(WHAT YOU WILL DO): Reproduce every entry exactly as shown.

Stored entries:
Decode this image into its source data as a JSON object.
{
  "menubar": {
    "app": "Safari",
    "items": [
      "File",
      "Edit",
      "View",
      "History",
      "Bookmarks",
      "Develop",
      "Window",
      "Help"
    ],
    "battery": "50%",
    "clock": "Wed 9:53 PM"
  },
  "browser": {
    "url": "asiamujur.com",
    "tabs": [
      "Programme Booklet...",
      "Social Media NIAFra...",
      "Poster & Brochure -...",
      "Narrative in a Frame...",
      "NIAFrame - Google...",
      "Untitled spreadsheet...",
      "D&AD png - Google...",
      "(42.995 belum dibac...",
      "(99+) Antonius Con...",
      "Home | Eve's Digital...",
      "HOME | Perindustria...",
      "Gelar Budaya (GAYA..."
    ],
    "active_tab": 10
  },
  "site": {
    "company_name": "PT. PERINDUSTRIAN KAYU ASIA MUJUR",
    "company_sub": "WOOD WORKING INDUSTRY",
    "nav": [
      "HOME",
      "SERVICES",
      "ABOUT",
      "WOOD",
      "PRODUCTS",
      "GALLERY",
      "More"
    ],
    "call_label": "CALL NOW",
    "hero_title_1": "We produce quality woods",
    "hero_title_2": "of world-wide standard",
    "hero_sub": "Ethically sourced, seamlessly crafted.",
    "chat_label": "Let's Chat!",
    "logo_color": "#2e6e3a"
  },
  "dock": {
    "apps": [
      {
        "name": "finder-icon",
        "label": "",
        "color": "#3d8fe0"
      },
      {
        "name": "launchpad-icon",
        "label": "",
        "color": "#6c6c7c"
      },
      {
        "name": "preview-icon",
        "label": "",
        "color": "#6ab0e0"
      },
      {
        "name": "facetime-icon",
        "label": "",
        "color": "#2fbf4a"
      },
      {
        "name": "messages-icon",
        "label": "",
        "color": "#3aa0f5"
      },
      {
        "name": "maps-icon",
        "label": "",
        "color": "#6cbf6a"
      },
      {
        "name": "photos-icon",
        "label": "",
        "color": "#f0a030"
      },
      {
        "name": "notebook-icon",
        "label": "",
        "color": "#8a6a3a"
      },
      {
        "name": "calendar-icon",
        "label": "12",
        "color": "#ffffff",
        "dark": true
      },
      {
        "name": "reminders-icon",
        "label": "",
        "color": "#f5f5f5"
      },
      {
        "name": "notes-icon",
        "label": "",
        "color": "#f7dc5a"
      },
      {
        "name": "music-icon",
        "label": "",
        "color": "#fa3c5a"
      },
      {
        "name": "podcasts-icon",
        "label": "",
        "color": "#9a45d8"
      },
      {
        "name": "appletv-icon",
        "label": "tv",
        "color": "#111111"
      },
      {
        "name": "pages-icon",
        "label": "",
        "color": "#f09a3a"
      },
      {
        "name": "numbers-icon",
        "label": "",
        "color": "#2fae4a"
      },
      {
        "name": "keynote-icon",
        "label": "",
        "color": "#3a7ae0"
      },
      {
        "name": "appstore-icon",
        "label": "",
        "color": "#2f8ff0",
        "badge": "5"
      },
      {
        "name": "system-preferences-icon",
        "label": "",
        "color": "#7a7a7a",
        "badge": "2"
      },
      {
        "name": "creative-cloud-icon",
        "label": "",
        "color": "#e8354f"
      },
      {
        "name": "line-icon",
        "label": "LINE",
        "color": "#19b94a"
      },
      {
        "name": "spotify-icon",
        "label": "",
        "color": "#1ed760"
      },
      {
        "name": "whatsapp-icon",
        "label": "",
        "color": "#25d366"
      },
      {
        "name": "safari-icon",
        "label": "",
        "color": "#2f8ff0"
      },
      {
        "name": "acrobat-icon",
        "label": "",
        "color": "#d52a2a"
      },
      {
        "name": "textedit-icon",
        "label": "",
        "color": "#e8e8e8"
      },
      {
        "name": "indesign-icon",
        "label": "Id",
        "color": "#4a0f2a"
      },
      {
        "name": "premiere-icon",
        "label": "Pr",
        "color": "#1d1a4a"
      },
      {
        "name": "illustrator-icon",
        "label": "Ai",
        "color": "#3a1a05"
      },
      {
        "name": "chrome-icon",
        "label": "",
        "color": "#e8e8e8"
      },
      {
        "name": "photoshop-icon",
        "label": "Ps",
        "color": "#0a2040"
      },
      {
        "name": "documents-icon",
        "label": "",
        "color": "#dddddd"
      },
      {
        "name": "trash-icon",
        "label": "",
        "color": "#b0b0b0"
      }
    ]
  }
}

(TASK RESULT):
Decode this image into its source data as a JSON object.
{
  "menubar": {
    "app": "Safari",
    "items": [
      "File",
      "Edit",
      "View",
      "History",
      "Bookmarks",
      "Develop",
      "Window",
      "Help"
    ],
    "battery": "50%",
    "clock": "Wed 9:53 PM"
  },
  "browser": {
    "url": "asiamujur.com",
    "tabs": [
      "Programme Booklet...",
      "Social Media NIAFra...",
      "Poster & Brochure -...",
      "Narrative in a Frame...",
      "NIAFrame - Google...",
      "Untitled spreadsheet...",
      "D&AD png - Google...",
      "(42.995 belum dibac...",
      "(99+) Antonius Con...",
      "Home | Eve's Digital...",
      "HOME | Perindustria...",
      "Gelar Budaya (GAYA..."
    ],
    "active_tab": 10
  },
  "site": {
    "company_name": "PT. PERINDUSTRIAN KAYU ASIA MUJUR",
    "company_sub": "WOOD WORKING INDUSTRY",
    "nav": [
      "HOME",
      "SERVICES",
      "ABOUT",
      "WOOD",
      "PRODUCTS",
      "GALLERY",
      "More"
    ],
    "call_label": "CALL NOW",
    "hero_title_1": "We produce quality woods",
    "hero_title_2": "of world-wide standard",
    "hero_sub": "Ethically sourced, seamlessly crafted.",
    "chat_label": "Let's Chat!",
    "logo_color": "#2e6e3a"
  },
  "dock": {
    "apps": [
      {
        "name": "finder-icon",
        "label": "",
        "color": "#3d8fe0"
      },
      {
        "name": "launchpad-icon",
        "label": "",
        "color": "#6c6c7c"
      },
      {
        "name": "preview-icon",
        "label": "",
        "color": "#6ab0e0"
      },
      {
        "name": "facetime-icon",
        "label": "",
        "color": "#2fbf4a"
      },
      {
        "name": "messages-icon",
        "label": "",
        "color": "#3aa0f5"
      },
      {
        "name": "maps-icon",
        "label": "",
        "color": "#6cbf6a"
      },
      {
        "name": "photos-icon",
        "label": "",
        "color": "#f0a030"
      },
      {
        "name": "notebook-icon",
        "label": "",
        "color": "#8a6a3a"
      },
      {
        "name": "calendar-icon",
        "label": "12",
        "color": "#ffffff",
        "dark": true
      },
      {
        "name": "reminders-icon",
        "label": "",
        "color": "#f5f5f5"
      },
      {
        "name": "notes-icon",
        "label": "",
        "color": "#f7dc5a"
      },
      {
        "name": "music-icon",
        "label": "",
        "color": "#fa3c5a"
      },
      {
        "name": "podcasts-icon",
        "label": "",
        "color": "#9a45d8"
      },
      {
        "name": "appletv-icon",
        "label": "tv",
        "color": "#111111"
      },
      {
        "name": "pages-icon",
        "label": "",
        "color": "#f09a3a"
      },
      {
        "name": "numbers-icon",
        "label": "",
        "color": "#2fae4a"
      },
      {
        "name": "keynote-icon",
        "label": "",
        "color": "#3a7ae0"
      },
      {
        "name": "appstore-icon",
        "label": "",
        "color": "#2f8ff0",
        "badge": "5"
      },
      {
        "name": "system-preferences-icon",
        "label": "",
        "color": "#7a7a7a",
        "badge": "2"
      },
      {
        "name": "creative-cloud-icon",
        "label": "",
        "color": "#e8354f"
      },
      {
        "name": "line-icon",
        "label": "LINE",
        "color": "#19b94a"
      },
      {
        "name": "spotify-icon",
        "label": "",
        "color": "#1ed760"
      },
      {
        "name": "whatsapp-icon",
        "label": "",
        "color": "#25d366"
      },
      {
        "name": "safari-icon",
        "label": "",
        "color": "#2f8ff0"
      },
      {
        "name": "acrobat-icon",
        "label": "",
        "color": "#d52a2a"
      },
      {
        "name": "textedit-icon",
        "label": "",
        "color": "#e8e8e8"
      },
      {
        "name": "indesign-icon",
        "label": "Id",
        "color": "#4a0f2a"
      },
      {
        "name": "premiere-icon",
        "label": "Pr",
        "color": "#1d1a4a"
      },
      {
        "name": "illustrator-icon",
        "label": "Ai",
        "color": "#3a1a05"
      },
      {
        "name": "chrome-icon",
        "label": "",
        "color": "#e8e8e8"
      },
      {
        "name": "photoshop-icon",
        "label": "Ps",
        "color": "#0a2040"
      },
      {
        "name": "documents-icon",
        "label": "",
        "color": "#dddddd"
      },
      {
        "name": "trash-icon",
        "label": "",
        "color": "#b0b0b0"
      }
    ]
  }
}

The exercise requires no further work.